> **Set task**
Copy out all of the lines below word for word.

> **Information supplied**

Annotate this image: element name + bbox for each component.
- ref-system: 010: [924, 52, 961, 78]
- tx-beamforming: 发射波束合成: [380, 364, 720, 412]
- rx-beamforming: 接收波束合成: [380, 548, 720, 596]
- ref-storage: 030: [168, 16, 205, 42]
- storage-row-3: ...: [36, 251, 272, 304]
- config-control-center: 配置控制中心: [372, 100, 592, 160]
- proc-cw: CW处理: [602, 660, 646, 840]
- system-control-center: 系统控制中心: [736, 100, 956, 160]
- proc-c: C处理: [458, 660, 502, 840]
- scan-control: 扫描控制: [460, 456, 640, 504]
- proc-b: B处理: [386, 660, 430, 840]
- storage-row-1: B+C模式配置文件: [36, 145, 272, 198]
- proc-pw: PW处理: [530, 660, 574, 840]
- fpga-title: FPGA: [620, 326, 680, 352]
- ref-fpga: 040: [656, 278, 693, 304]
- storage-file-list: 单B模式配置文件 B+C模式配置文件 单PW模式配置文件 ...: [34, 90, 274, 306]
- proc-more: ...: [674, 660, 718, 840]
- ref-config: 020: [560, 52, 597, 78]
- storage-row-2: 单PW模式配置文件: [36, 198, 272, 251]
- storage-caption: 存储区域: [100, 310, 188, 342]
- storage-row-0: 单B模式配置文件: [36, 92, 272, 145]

> **Written reply**
Annotate this image: element name + bbox for each component.
- ref-system: 010: [924, 52, 961, 78]
- tx-beamforming: 发射波束合成: [380, 364, 720, 412]
- rx-beamforming: 接收波束合成: [380, 548, 720, 596]
- ref-storage: 030: [168, 16, 205, 42]
- storage-row-3: ...: [36, 251, 272, 304]
- config-control-center: 配置控制中心: [372, 100, 592, 160]
- proc-cw: CW处理: [602, 660, 646, 840]
- system-control-center: 系统控制中心: [736, 100, 956, 160]
- proc-c: C处理: [458, 660, 502, 840]
- scan-control: 扫描控制: [460, 456, 640, 504]
- proc-b: B处理: [386, 660, 430, 840]
- storage-row-1: B+C模式配置文件: [36, 145, 272, 198]
- proc-pw: PW处理: [530, 660, 574, 840]
- fpga-title: FPGA: [620, 326, 680, 352]
- ref-fpga: 040: [656, 278, 693, 304]
- storage-file-list: 单B模式配置文件 B+C模式配置文件 单PW模式配置文件 ...: [34, 90, 274, 306]
- proc-more: ...: [674, 660, 718, 840]
- ref-config: 020: [560, 52, 597, 78]
- storage-row-2: 单PW模式配置文件: [36, 198, 272, 251]
- storage-caption: 存储区域: [100, 310, 188, 342]
- storage-row-0: 单B模式配置文件: [36, 92, 272, 145]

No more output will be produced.